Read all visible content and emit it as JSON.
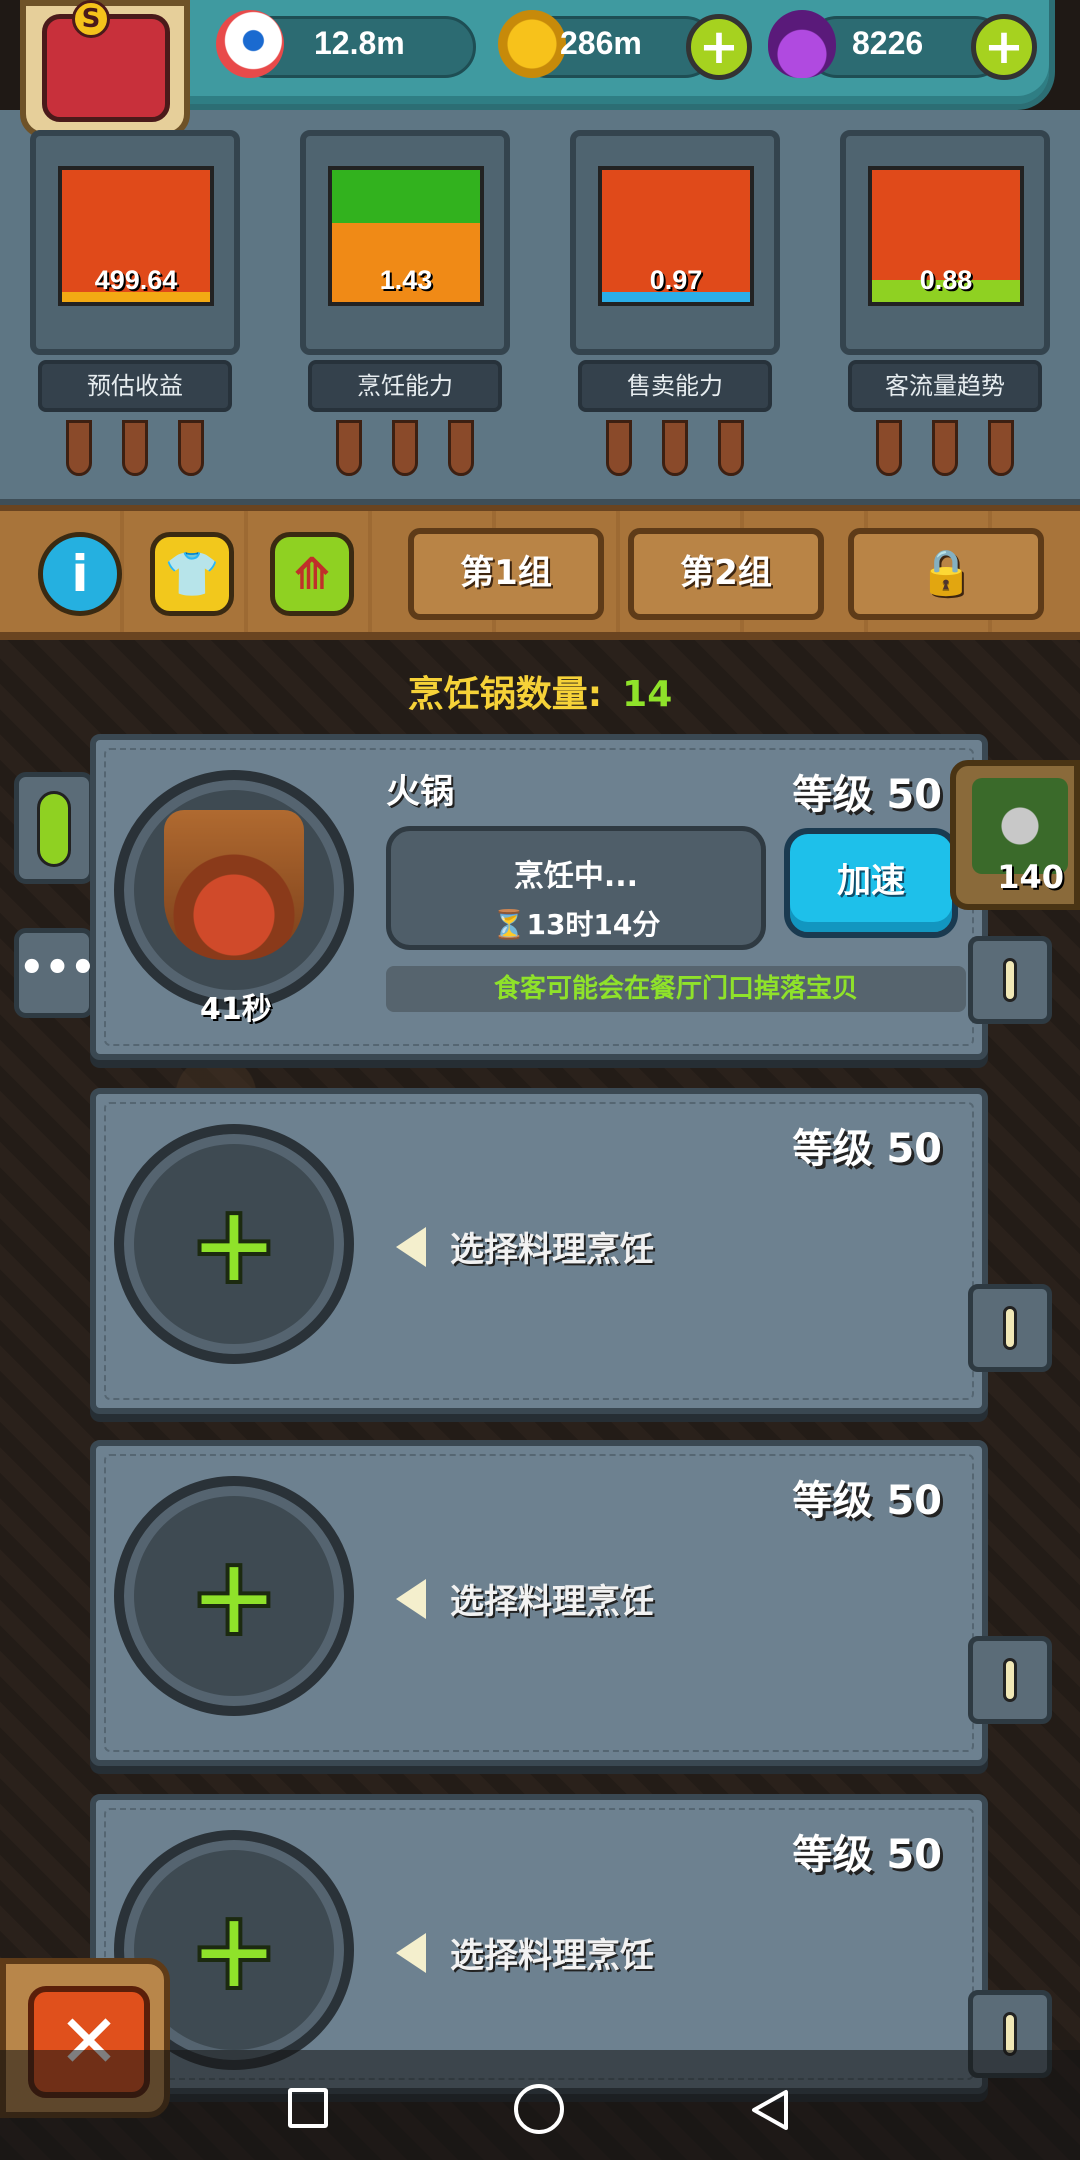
{
  "resources": {
    "eyeball": {
      "value": "12.8m",
      "icon": "eyeball-icon"
    },
    "coins": {
      "value": "286m",
      "icon": "coin-icon"
    },
    "potion": {
      "value": "8226",
      "icon": "potion-icon"
    }
  },
  "stats": [
    {
      "label": "预估收益",
      "value": "499.64"
    },
    {
      "label": "烹饪能力",
      "value": "1.43"
    },
    {
      "label": "售卖能力",
      "value": "0.97"
    },
    {
      "label": "客流量趋势",
      "value": "0.88"
    }
  ],
  "toolbar": {
    "group1": "第1组",
    "group2": "第2组"
  },
  "pot_count": {
    "label": "烹饪锅数量:",
    "value": "14"
  },
  "stoves": [
    {
      "dish": "火锅",
      "level": "等级 50",
      "status": "烹饪中...",
      "remaining": "⏳13时14分",
      "speed_up": "加速",
      "tip": "食客可能会在餐厅门口掉落宝贝",
      "timer": "41秒",
      "reward_count": "140"
    },
    {
      "level": "等级 50",
      "hint": "选择料理烹饪"
    },
    {
      "level": "等级 50",
      "hint": "选择料理烹饪"
    },
    {
      "level": "等级 50",
      "hint": "选择料理烹饪"
    }
  ],
  "colors": {
    "accent_green": "#8fe22a",
    "speed_blue": "#1ec0ea",
    "title_yellow": "#f6d238"
  }
}
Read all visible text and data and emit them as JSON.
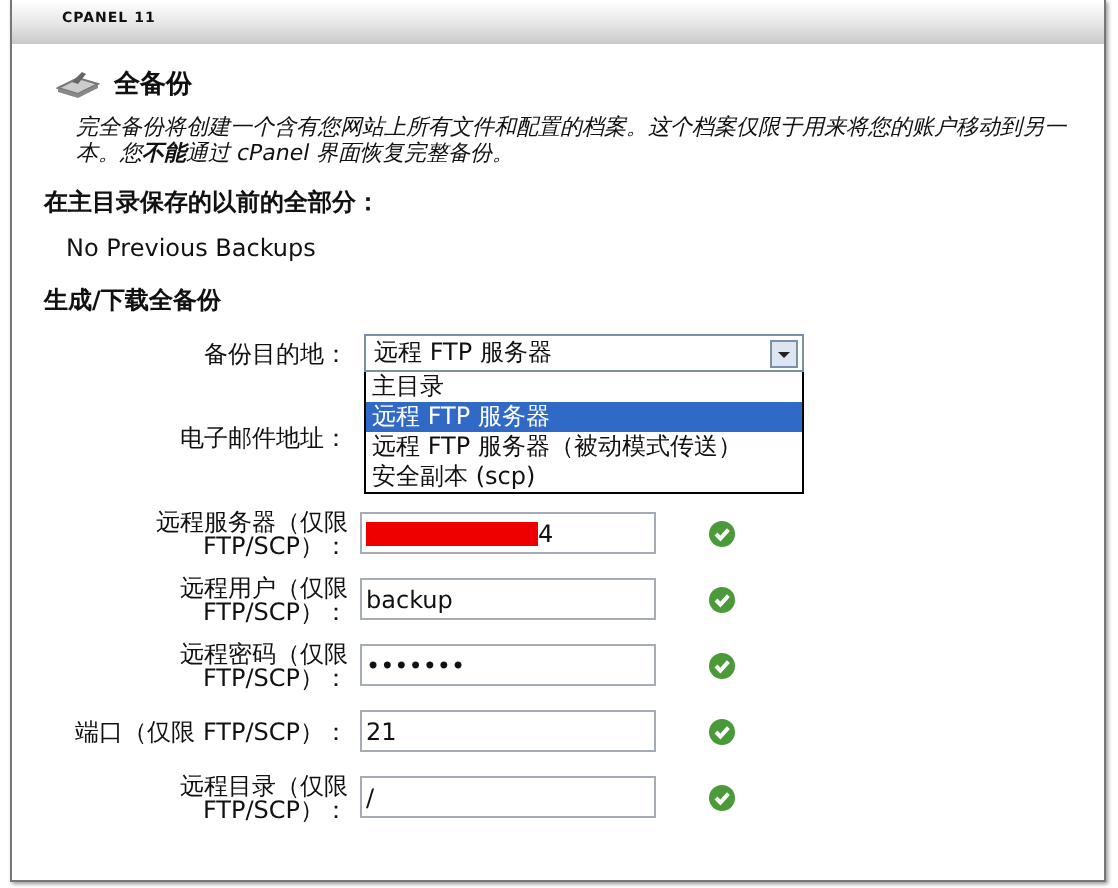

> Short exercise
Reproduce every line of the listing above in which the string "icon" appears.

> Written response
      "icon": "eyeball-icon"
      "icon": "coin-icon"
      "icon": "potion-icon"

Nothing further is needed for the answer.